Task >> Only a number is expected: how many lines in the data below contain the word "source".

====

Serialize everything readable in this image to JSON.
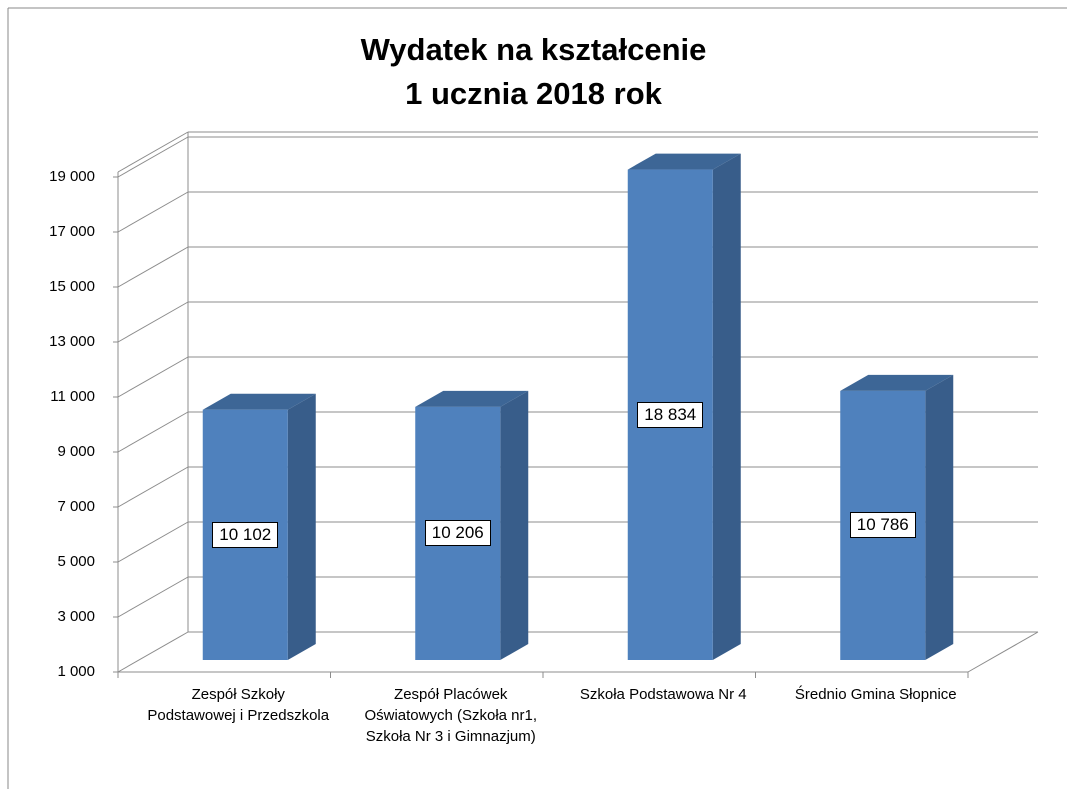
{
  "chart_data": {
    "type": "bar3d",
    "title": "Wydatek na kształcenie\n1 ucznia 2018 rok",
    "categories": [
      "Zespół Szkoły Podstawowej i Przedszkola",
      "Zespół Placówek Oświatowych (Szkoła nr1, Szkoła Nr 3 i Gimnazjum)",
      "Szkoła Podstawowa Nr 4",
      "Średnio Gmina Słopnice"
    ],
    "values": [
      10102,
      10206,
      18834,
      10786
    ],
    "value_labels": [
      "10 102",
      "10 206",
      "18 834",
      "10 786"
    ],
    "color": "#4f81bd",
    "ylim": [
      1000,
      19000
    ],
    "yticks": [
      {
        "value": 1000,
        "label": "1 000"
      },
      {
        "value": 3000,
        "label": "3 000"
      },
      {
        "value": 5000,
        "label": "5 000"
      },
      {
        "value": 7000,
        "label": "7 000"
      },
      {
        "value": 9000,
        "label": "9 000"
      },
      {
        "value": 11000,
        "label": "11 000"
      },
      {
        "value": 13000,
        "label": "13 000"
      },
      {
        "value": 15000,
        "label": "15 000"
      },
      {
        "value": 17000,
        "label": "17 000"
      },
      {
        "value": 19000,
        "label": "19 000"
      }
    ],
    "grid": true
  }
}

====

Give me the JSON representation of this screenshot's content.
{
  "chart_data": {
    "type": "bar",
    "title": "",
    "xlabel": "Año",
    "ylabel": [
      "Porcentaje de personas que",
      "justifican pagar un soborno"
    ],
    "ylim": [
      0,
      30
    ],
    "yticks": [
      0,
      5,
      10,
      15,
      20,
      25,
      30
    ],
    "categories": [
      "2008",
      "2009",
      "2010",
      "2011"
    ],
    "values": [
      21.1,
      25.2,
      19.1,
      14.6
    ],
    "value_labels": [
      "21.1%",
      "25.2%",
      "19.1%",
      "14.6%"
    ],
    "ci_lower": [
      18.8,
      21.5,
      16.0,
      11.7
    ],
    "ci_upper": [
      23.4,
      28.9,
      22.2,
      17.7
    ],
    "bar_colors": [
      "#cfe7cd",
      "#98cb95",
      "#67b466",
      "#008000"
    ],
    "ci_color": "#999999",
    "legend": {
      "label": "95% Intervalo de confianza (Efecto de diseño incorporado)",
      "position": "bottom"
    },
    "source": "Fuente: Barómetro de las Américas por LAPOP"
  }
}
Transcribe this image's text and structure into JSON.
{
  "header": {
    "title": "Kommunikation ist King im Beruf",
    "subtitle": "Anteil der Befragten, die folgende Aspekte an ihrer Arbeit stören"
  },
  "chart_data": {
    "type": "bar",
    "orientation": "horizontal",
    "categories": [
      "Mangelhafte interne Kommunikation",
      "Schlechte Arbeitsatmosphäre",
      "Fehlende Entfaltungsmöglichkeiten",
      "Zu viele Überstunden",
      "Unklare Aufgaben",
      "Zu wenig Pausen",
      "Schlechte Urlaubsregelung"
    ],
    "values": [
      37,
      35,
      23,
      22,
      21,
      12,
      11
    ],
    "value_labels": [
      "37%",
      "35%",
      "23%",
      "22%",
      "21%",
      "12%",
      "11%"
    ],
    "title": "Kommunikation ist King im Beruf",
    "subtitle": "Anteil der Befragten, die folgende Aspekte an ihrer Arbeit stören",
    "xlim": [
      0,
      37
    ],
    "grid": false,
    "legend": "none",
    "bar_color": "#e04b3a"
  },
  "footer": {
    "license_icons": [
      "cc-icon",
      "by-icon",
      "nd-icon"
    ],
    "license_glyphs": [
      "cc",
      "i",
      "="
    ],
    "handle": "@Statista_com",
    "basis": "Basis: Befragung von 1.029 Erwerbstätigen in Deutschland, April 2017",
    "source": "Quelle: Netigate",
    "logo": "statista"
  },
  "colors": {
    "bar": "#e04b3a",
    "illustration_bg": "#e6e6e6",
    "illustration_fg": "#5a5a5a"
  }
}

====

Answer for this exercise >> 2